Task goal: Work out how many lines hold "сфере". Give the number and nothing else.

Dataset items:
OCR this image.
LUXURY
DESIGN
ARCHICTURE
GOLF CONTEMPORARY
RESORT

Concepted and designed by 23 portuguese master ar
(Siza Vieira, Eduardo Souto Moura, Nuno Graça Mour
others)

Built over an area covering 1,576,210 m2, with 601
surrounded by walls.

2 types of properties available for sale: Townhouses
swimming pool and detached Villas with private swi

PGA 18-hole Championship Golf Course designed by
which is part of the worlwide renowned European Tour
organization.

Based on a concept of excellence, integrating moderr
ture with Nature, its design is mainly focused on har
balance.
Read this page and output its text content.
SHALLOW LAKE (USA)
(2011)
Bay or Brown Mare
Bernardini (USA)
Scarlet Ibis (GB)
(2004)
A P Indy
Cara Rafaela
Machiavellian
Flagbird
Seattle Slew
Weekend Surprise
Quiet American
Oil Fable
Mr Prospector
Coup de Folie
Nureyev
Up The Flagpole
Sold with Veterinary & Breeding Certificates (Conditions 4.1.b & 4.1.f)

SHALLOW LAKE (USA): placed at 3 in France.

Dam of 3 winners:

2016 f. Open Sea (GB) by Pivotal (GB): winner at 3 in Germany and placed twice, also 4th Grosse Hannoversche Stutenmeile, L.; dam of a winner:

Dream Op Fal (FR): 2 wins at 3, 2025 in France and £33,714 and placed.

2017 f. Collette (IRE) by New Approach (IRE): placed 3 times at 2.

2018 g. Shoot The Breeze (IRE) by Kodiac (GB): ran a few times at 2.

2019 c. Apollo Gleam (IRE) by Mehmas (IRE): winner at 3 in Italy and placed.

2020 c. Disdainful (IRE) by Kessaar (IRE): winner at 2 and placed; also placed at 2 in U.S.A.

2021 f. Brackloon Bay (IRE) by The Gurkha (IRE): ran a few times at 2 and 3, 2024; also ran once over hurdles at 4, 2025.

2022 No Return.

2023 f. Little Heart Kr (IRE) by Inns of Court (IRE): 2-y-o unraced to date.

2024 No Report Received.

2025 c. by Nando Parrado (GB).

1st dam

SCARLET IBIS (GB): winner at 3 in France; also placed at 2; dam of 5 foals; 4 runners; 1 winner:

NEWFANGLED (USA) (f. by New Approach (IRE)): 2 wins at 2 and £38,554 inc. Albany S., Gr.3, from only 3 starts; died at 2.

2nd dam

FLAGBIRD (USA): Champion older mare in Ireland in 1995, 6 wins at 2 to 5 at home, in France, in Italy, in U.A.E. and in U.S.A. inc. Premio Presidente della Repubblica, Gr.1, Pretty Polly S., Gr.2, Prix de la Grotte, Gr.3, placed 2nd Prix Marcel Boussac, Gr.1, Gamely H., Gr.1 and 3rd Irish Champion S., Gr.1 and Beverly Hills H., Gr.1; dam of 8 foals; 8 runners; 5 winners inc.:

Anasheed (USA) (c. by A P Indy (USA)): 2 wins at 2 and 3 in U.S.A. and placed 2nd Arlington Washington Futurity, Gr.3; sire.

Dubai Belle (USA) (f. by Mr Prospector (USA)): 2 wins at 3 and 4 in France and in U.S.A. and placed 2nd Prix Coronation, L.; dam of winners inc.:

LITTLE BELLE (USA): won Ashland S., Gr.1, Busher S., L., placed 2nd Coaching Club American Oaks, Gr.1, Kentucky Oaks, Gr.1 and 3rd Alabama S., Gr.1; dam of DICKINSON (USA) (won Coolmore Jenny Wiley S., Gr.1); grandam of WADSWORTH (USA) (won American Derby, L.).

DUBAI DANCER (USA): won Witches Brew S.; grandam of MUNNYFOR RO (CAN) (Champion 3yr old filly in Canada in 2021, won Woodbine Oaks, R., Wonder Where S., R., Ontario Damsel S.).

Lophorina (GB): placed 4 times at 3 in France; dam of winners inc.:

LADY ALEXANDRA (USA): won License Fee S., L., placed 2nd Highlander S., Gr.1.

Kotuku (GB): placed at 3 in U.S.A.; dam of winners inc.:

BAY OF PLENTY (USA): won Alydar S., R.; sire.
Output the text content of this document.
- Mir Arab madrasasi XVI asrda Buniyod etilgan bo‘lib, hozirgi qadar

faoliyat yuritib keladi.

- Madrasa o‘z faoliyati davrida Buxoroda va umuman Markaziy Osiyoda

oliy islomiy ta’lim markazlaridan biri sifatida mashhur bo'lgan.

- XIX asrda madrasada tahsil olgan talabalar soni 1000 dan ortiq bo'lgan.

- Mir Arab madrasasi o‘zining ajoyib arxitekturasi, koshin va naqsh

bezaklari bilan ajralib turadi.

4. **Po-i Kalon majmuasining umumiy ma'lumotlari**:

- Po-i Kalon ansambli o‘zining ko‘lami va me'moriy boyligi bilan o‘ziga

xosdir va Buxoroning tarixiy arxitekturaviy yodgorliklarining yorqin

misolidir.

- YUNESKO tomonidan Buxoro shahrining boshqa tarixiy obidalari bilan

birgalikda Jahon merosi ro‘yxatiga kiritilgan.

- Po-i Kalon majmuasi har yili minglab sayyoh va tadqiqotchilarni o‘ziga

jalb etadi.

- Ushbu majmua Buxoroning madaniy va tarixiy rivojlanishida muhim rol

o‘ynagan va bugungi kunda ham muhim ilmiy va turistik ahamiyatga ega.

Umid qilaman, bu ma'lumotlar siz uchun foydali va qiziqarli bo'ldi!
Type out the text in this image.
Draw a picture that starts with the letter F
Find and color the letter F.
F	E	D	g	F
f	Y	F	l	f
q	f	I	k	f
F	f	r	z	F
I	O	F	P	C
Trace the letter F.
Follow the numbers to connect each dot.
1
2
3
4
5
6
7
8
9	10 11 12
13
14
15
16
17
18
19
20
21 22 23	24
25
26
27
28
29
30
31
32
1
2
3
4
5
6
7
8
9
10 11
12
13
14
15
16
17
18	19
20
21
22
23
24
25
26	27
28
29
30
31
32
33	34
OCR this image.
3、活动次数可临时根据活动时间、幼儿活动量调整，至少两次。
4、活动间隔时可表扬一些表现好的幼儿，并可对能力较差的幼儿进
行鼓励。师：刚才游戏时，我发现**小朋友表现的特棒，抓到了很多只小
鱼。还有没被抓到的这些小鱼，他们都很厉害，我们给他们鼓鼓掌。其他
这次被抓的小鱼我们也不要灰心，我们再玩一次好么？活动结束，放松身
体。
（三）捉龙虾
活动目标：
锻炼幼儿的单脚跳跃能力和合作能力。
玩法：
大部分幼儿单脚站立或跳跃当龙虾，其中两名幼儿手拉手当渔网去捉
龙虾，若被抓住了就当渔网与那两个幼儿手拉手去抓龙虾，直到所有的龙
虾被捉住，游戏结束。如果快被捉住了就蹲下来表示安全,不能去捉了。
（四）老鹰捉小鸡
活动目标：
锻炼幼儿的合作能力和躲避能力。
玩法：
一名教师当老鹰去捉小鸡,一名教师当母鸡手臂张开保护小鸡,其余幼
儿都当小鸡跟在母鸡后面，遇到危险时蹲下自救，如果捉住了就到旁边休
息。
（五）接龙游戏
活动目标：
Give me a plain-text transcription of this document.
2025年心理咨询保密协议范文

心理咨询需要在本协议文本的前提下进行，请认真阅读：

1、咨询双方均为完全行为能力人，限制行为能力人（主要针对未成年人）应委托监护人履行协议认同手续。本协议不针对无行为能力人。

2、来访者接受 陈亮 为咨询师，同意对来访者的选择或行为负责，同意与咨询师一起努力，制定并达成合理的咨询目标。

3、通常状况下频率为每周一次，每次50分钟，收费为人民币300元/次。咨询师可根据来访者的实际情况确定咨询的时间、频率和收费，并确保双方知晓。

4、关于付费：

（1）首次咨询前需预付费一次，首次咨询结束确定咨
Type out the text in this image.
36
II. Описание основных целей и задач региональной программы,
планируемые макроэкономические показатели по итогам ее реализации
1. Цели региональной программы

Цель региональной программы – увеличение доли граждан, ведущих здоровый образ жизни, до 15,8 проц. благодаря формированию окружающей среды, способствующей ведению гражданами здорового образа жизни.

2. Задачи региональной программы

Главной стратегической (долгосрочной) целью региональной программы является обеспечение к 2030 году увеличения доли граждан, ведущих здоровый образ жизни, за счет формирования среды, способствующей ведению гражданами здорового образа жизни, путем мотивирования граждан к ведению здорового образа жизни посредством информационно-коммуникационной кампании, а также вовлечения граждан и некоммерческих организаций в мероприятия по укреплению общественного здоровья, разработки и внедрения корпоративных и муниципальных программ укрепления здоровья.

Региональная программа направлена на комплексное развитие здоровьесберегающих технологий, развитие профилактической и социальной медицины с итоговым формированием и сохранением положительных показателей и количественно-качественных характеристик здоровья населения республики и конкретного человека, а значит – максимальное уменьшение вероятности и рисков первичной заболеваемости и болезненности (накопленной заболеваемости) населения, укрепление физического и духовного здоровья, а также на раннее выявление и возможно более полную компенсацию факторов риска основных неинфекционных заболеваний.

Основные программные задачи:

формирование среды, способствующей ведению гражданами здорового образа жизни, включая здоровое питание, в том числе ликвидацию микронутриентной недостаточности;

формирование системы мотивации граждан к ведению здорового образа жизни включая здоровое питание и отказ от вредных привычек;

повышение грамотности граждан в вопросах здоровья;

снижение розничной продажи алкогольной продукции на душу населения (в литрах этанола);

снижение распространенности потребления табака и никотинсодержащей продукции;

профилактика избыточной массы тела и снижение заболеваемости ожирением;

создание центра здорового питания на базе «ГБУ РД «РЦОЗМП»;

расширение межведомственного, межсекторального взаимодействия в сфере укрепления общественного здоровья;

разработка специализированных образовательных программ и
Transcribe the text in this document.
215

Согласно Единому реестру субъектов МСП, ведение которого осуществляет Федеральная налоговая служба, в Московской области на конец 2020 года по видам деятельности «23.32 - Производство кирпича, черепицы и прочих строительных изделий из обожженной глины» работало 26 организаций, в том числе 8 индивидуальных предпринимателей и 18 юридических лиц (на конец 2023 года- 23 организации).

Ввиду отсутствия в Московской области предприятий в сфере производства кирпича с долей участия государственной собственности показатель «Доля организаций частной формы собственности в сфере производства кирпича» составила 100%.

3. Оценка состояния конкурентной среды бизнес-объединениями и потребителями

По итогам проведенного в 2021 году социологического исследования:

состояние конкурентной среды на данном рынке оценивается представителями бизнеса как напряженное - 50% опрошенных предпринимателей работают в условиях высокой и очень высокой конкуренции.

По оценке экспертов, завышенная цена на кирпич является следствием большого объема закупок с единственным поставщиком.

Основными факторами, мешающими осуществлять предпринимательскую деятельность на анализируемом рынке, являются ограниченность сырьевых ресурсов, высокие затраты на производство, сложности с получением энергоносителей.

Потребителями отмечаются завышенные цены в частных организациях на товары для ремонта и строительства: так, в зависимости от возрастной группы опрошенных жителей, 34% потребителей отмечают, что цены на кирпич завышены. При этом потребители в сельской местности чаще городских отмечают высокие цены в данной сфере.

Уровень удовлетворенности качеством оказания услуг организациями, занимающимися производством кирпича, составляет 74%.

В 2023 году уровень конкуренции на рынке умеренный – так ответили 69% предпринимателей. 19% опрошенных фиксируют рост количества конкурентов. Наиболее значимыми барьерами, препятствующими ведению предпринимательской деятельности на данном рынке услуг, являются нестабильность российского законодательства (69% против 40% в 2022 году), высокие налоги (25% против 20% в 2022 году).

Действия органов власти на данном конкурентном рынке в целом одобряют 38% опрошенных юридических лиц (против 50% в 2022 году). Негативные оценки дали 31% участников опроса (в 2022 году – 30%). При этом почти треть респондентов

Full response: 3